#### Written problem:
Reproduce the listing below character for character; drop every image.

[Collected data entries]
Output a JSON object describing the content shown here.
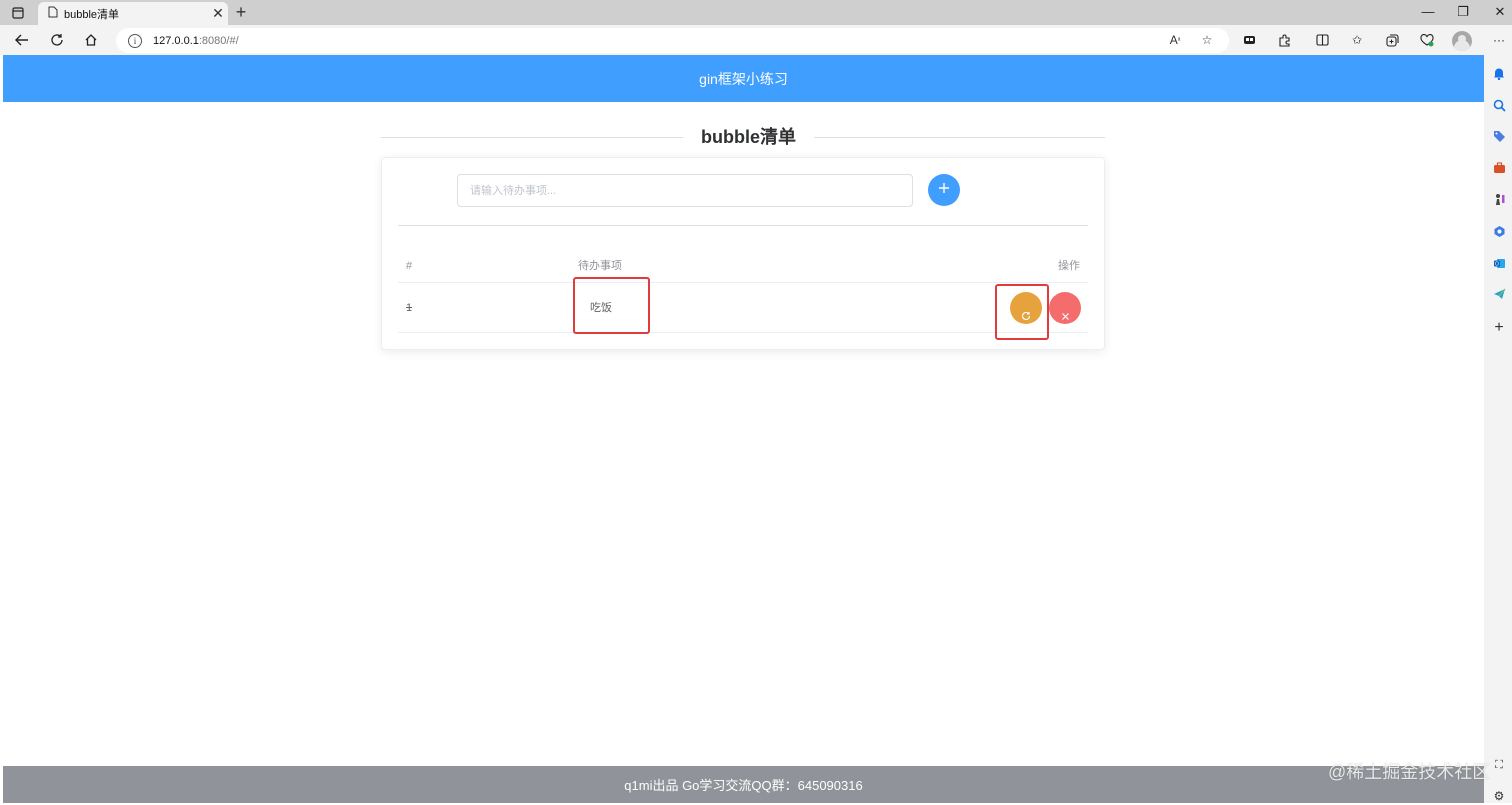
{
  "browser": {
    "tab_title": "bubble清单",
    "url_host": "127.0.0.1",
    "url_rest": ":8080/#/",
    "icons": [
      "tab-actions-icon",
      "page-icon",
      "close-tab-icon",
      "new-tab-icon",
      "minimize-icon",
      "restore-icon",
      "close-window-icon",
      "back-icon",
      "refresh-icon",
      "home-icon",
      "site-info-icon",
      "read-aloud-icon",
      "favorite-icon",
      "extensions-icon",
      "split-screen-icon",
      "favorites-icon",
      "collections-icon",
      "performance-icon",
      "profile-avatar",
      "more-icon"
    ]
  },
  "sidebar_icons": [
    "bell-icon",
    "search-icon",
    "tag-icon",
    "briefcase-icon",
    "chess-icon",
    "copilot-icon",
    "outlook-icon",
    "telegram-icon",
    "add-icon"
  ],
  "header": {
    "title": "gin框架小练习"
  },
  "main": {
    "section_title": "bubble清单",
    "input_placeholder": "请输入待办事项...",
    "table": {
      "headers": {
        "id": "#",
        "item": "待办事项",
        "op": "操作"
      },
      "rows": [
        {
          "id": "1",
          "item": "吃饭"
        }
      ]
    }
  },
  "footer": {
    "text": "q1mi出品 Go学习交流QQ群：645090316"
  },
  "watermark": "@稀土掘金技术社区",
  "colors": {
    "primary": "#409eff",
    "warning": "#e6a23c",
    "danger": "#f56c6c",
    "footer": "#909399",
    "highlight": "#e03c3c"
  }
}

#### Solution:
Output a JSON object describing the content shown here.
{
  "browser": {
    "tab_title": "bubble清单",
    "url_host": "127.0.0.1",
    "url_rest": ":8080/#/",
    "icons": [
      "tab-actions-icon",
      "page-icon",
      "close-tab-icon",
      "new-tab-icon",
      "minimize-icon",
      "restore-icon",
      "close-window-icon",
      "back-icon",
      "refresh-icon",
      "home-icon",
      "site-info-icon",
      "read-aloud-icon",
      "favorite-icon",
      "extensions-icon",
      "split-screen-icon",
      "favorites-icon",
      "collections-icon",
      "performance-icon",
      "profile-avatar",
      "more-icon"
    ]
  },
  "sidebar_icons": [
    "bell-icon",
    "search-icon",
    "tag-icon",
    "briefcase-icon",
    "chess-icon",
    "copilot-icon",
    "outlook-icon",
    "telegram-icon",
    "add-icon"
  ],
  "header": {
    "title": "gin框架小练习"
  },
  "main": {
    "section_title": "bubble清单",
    "input_placeholder": "请输入待办事项...",
    "table": {
      "headers": {
        "id": "#",
        "item": "待办事项",
        "op": "操作"
      },
      "rows": [
        {
          "id": "1",
          "item": "吃饭"
        }
      ]
    }
  },
  "footer": {
    "text": "q1mi出品 Go学习交流QQ群：645090316"
  },
  "watermark": "@稀土掘金技术社区",
  "colors": {
    "primary": "#409eff",
    "warning": "#e6a23c",
    "danger": "#f56c6c",
    "footer": "#909399",
    "highlight": "#e03c3c"
  }
}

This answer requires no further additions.